[BEGIN EXERCISE MATERIAL]

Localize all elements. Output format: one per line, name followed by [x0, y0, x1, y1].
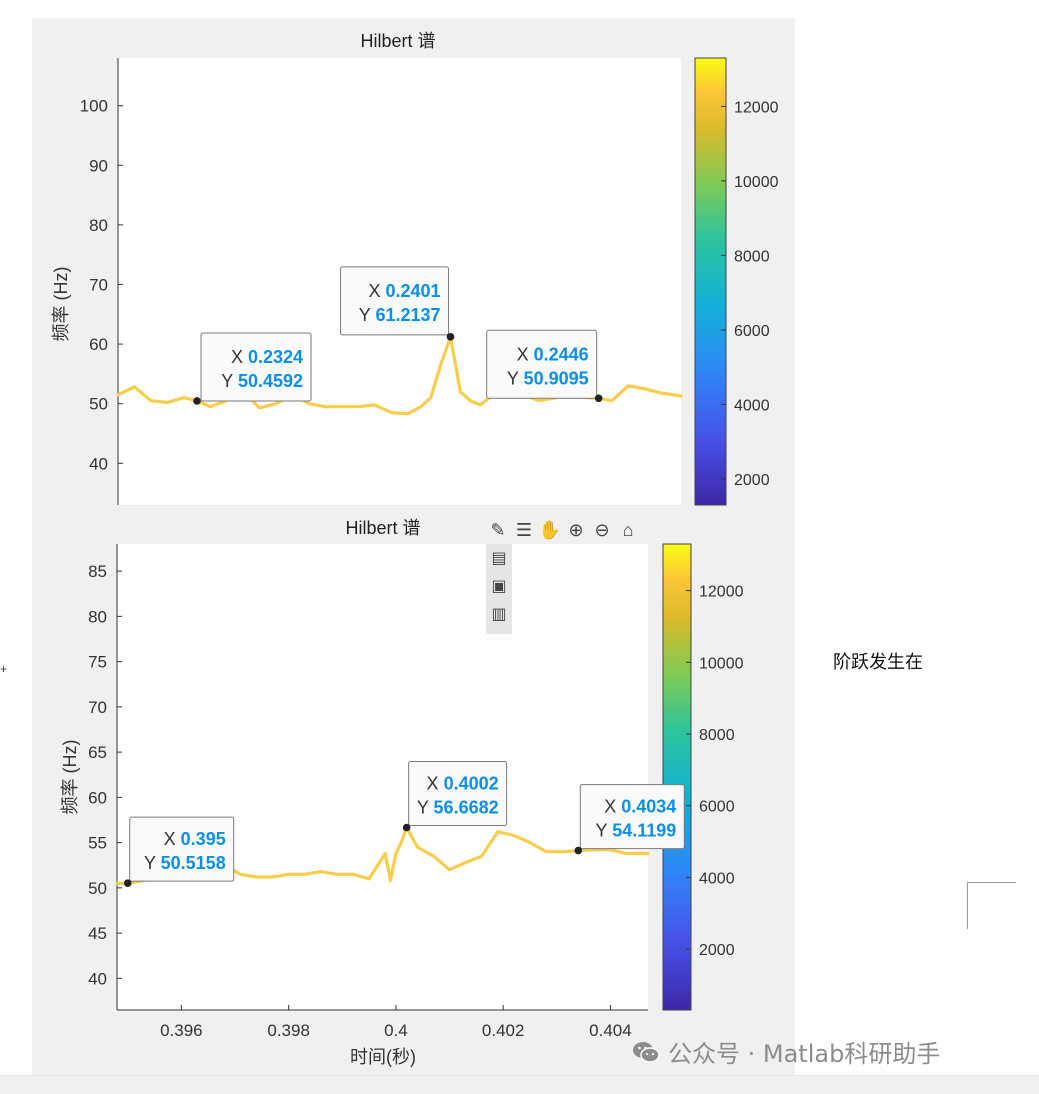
plot-area	[117, 544, 648, 1010]
datatip-y: Y 56.6682	[417, 798, 499, 818]
y-tick-label: 60	[88, 788, 107, 807]
y-tick-label: 45	[88, 924, 107, 943]
y-tick-label: 60	[89, 335, 108, 354]
datatip-x: X 0.395	[164, 829, 226, 849]
colorbar-tick-label: 6000	[734, 323, 770, 340]
datatip-y: Y 50.9095	[507, 368, 589, 388]
copy-image-icon[interactable]: ▣	[491, 578, 507, 595]
watermark-text: 公众号 · Matlab科研助手	[668, 1040, 941, 1068]
colorbar-tick-label: 12000	[734, 99, 779, 116]
colorbar-tick-label: 6000	[699, 799, 735, 816]
zoom-in-icon[interactable]: ⊕	[568, 519, 584, 540]
home-icon[interactable]: ⌂	[622, 519, 634, 540]
y-tick-label: 80	[88, 607, 107, 626]
y-tick-label: 40	[89, 454, 108, 473]
datatip-y: Y 50.5158	[144, 853, 226, 873]
y-axis-label: 频率 (Hz)	[60, 740, 80, 815]
colorbar-tick-label: 4000	[699, 870, 735, 887]
bottom-bar	[0, 1075, 1039, 1094]
chart-title: Hilbert 谱	[360, 31, 435, 51]
datatip: X 0.395 Y 50.5158	[123, 816, 235, 887]
datatip-box	[340, 266, 450, 336]
export-toolbar: ▤ ▣ ▥	[486, 544, 512, 634]
chart-1: Hilbert 谱 40 50 60 70 80 90 100 频率 (Hz) 2000 4000 6…	[51, 31, 779, 506]
datatip: X 0.2446 Y 50.9095	[486, 329, 603, 403]
colorbar-tick-label: 8000	[734, 248, 770, 265]
datatip-y: Y 61.2137	[359, 305, 441, 325]
datatip-box	[408, 761, 508, 827]
axes-toolbar: ✎ ☰ ✋ ⊕ ⊖ ⌂	[486, 518, 648, 546]
colorbar-tick-label: 2000	[734, 472, 770, 489]
datatip-y: Y 54.1199	[596, 821, 677, 841]
datatip-x: X 0.2401	[368, 281, 440, 301]
datatip: X 0.4002 Y 56.6682	[402, 761, 508, 832]
y-tick-label: 40	[88, 969, 107, 988]
x-tick-label: 0.398	[267, 1021, 310, 1040]
save-icon[interactable]: ▤	[491, 550, 507, 567]
datatip-marker	[574, 846, 583, 855]
colorbar	[694, 57, 727, 506]
colorbar-tick-label: 10000	[734, 174, 779, 191]
y-axis-label: 频率 (Hz)	[51, 267, 71, 342]
colorbar-tick-label: 2000	[699, 942, 735, 959]
datatip-marker	[193, 397, 201, 405]
chart-title: Hilbert 谱	[345, 518, 420, 538]
datatip: X 0.2401 Y 61.2137	[340, 266, 455, 341]
colorbar-tick-label: 4000	[734, 397, 770, 414]
pan-hand-icon[interactable]: ✋	[538, 519, 562, 540]
legend-icon[interactable]: ☰	[515, 519, 533, 540]
zoom-out-icon[interactable]: ⊖	[594, 519, 610, 540]
datatip-box	[129, 816, 235, 882]
datatip: X 0.2324 Y 50.4592	[193, 332, 312, 405]
y-tick-label: 90	[89, 156, 108, 175]
x-axis-label: 时间(秒)	[350, 1047, 416, 1067]
y-tick-label: 50	[89, 395, 108, 414]
colorbar-tick-label: 12000	[699, 584, 744, 601]
watermark: 公众号 · Matlab科研助手	[632, 1034, 940, 1069]
side-note: 阶跃发生在	[833, 652, 923, 673]
datatip-x: X 0.4002	[427, 774, 499, 794]
datatip-x: X 0.2446	[517, 344, 589, 364]
colorbar	[662, 543, 692, 1011]
x-tick-label: 0.4	[384, 1021, 408, 1040]
datatip-marker	[123, 879, 132, 887]
y-tick-label: 80	[89, 216, 108, 235]
datatip-box	[486, 329, 598, 399]
copy-vector-icon[interactable]: ▥	[491, 606, 507, 623]
corner-bracket	[967, 882, 1016, 929]
x-tick-label: 0.402	[482, 1021, 525, 1040]
y-tick-label: 55	[88, 834, 107, 853]
chart-2: Hilbert 谱 40 45 50 55 60 65 70 75 80 85 频率 (Hz) 0.39…	[60, 518, 744, 1067]
datatip-box	[200, 332, 312, 402]
x-tick-label: 0.396	[160, 1021, 203, 1040]
datatip: X 0.4034 Y 54.1199	[574, 784, 685, 855]
datatip-marker	[446, 333, 455, 341]
x-tick-label: 0.404	[589, 1021, 632, 1040]
y-tick-label: 75	[88, 653, 107, 672]
y-tick-label: 50	[88, 879, 107, 898]
datatip-marker	[402, 823, 411, 832]
datatip-box	[579, 784, 685, 850]
datatip-marker	[594, 394, 603, 403]
wechat-icon	[633, 1041, 660, 1063]
colorbar-tick-label: 8000	[699, 727, 735, 744]
colorbar-tick-label: 10000	[699, 655, 744, 672]
datatip-x: X 0.2324	[231, 347, 303, 367]
datatip-y: Y 50.4592	[221, 371, 303, 391]
y-tick-label: 70	[89, 275, 108, 294]
datatip-x: X 0.4034	[604, 797, 676, 817]
left-mark: +	[0, 662, 8, 676]
brush-icon[interactable]: ✎	[490, 519, 506, 540]
y-tick-label: 70	[88, 698, 107, 717]
y-tick-label: 100	[80, 97, 108, 116]
y-tick-label: 85	[88, 562, 107, 581]
y-tick-label: 65	[88, 743, 107, 762]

[END EXERCISE MATERIAL]

** SET EXERCISE **
Transcribe every line of the records above exactly, leaving out the pictures.

** RESPONSE TO THE EXERCISE **
Localize all elements. Output format: one per line, name followed by [x0, y0, x1, y1].
plot-area	[117, 544, 648, 1010]
datatip-y: Y 56.6682	[417, 798, 499, 818]
y-tick-label: 60	[88, 788, 107, 807]
y-tick-label: 45	[88, 924, 107, 943]
y-tick-label: 60	[89, 335, 108, 354]
datatip-x: X 0.395	[164, 829, 226, 849]
colorbar-tick-label: 6000	[734, 323, 770, 340]
datatip-y: Y 50.9095	[507, 368, 589, 388]
copy-image-icon[interactable]: ▣	[491, 578, 507, 595]
watermark-text: 公众号 · Matlab科研助手	[668, 1040, 941, 1068]
colorbar-tick-label: 12000	[734, 99, 779, 116]
colorbar-tick-label: 6000	[699, 799, 735, 816]
zoom-in-icon[interactable]: ⊕	[568, 519, 584, 540]
home-icon[interactable]: ⌂	[622, 519, 634, 540]
y-tick-label: 80	[88, 607, 107, 626]
y-tick-label: 40	[89, 454, 108, 473]
datatip-y: Y 50.5158	[144, 853, 226, 873]
y-axis-label: 频率 (Hz)	[60, 740, 80, 815]
colorbar-tick-label: 4000	[699, 870, 735, 887]
bottom-bar	[0, 1075, 1039, 1094]
chart-title: Hilbert 谱	[360, 31, 435, 51]
datatip: X 0.395 Y 50.5158	[123, 816, 235, 887]
datatip-box	[340, 266, 450, 336]
export-toolbar: ▤ ▣ ▥	[486, 544, 512, 634]
chart-1: Hilbert 谱 40 50 60 70 80 90 100 频率 (Hz) 2000 4000 6…	[51, 31, 779, 506]
datatip: X 0.2446 Y 50.9095	[486, 329, 603, 403]
colorbar-tick-label: 8000	[734, 248, 770, 265]
datatip-y: Y 61.2137	[359, 305, 441, 325]
datatip-box	[408, 761, 508, 827]
axes-toolbar: ✎ ☰ ✋ ⊕ ⊖ ⌂	[486, 518, 648, 546]
colorbar-tick-label: 2000	[734, 472, 770, 489]
datatip-y: Y 54.1199	[596, 821, 677, 841]
datatip-x: X 0.2401	[368, 281, 440, 301]
datatip: X 0.4002 Y 56.6682	[402, 761, 508, 832]
y-tick-label: 40	[88, 969, 107, 988]
x-tick-label: 0.398	[267, 1021, 310, 1040]
save-icon[interactable]: ▤	[491, 550, 507, 567]
datatip-marker	[574, 846, 583, 855]
colorbar	[694, 57, 727, 506]
colorbar-tick-label: 10000	[734, 174, 779, 191]
y-axis-label: 频率 (Hz)	[51, 267, 71, 342]
colorbar-tick-label: 2000	[699, 942, 735, 959]
datatip-marker	[193, 397, 201, 405]
chart-title: Hilbert 谱	[345, 518, 420, 538]
datatip: X 0.2401 Y 61.2137	[340, 266, 455, 341]
colorbar-tick-label: 4000	[734, 397, 770, 414]
pan-hand-icon[interactable]: ✋	[538, 519, 562, 540]
legend-icon[interactable]: ☰	[515, 519, 533, 540]
zoom-out-icon[interactable]: ⊖	[594, 519, 610, 540]
datatip-box	[129, 816, 235, 882]
datatip: X 0.2324 Y 50.4592	[193, 332, 312, 405]
y-tick-label: 90	[89, 156, 108, 175]
x-axis-label: 时间(秒)	[350, 1047, 416, 1067]
y-tick-label: 50	[89, 395, 108, 414]
colorbar-tick-label: 12000	[699, 584, 744, 601]
watermark: 公众号 · Matlab科研助手	[632, 1034, 940, 1069]
side-note: 阶跃发生在	[833, 652, 923, 673]
datatip-x: X 0.4002	[427, 774, 499, 794]
datatip-x: X 0.2446	[517, 344, 589, 364]
colorbar	[662, 543, 692, 1011]
x-tick-label: 0.4	[384, 1021, 408, 1040]
datatip-marker	[123, 879, 132, 887]
y-tick-label: 80	[89, 216, 108, 235]
datatip-box	[486, 329, 598, 399]
copy-vector-icon[interactable]: ▥	[491, 606, 507, 623]
corner-bracket	[967, 882, 1016, 929]
x-tick-label: 0.402	[482, 1021, 525, 1040]
y-tick-label: 55	[88, 834, 107, 853]
chart-2: Hilbert 谱 40 45 50 55 60 65 70 75 80 85 频率 (Hz) 0.39…	[60, 518, 744, 1067]
datatip-box	[200, 332, 312, 402]
x-tick-label: 0.396	[160, 1021, 203, 1040]
datatip: X 0.4034 Y 54.1199	[574, 784, 685, 855]
datatip-marker	[446, 333, 455, 341]
x-tick-label: 0.404	[589, 1021, 632, 1040]
y-tick-label: 75	[88, 653, 107, 672]
y-tick-label: 50	[88, 879, 107, 898]
datatip-marker	[402, 823, 411, 832]
datatip-box	[579, 784, 685, 850]
datatip-marker	[594, 394, 603, 403]
wechat-icon	[633, 1041, 660, 1063]
colorbar-tick-label: 8000	[699, 727, 735, 744]
colorbar-tick-label: 10000	[699, 655, 744, 672]
datatip-x: X 0.2324	[231, 347, 303, 367]
datatip-y: Y 50.4592	[221, 371, 303, 391]
y-tick-label: 70	[89, 275, 108, 294]
datatip-x: X 0.4034	[604, 797, 676, 817]
left-mark: +	[0, 662, 8, 676]
brush-icon[interactable]: ✎	[490, 519, 506, 540]
y-tick-label: 70	[88, 698, 107, 717]
y-tick-label: 100	[80, 97, 108, 116]
y-tick-label: 85	[88, 562, 107, 581]
y-tick-label: 65	[88, 743, 107, 762]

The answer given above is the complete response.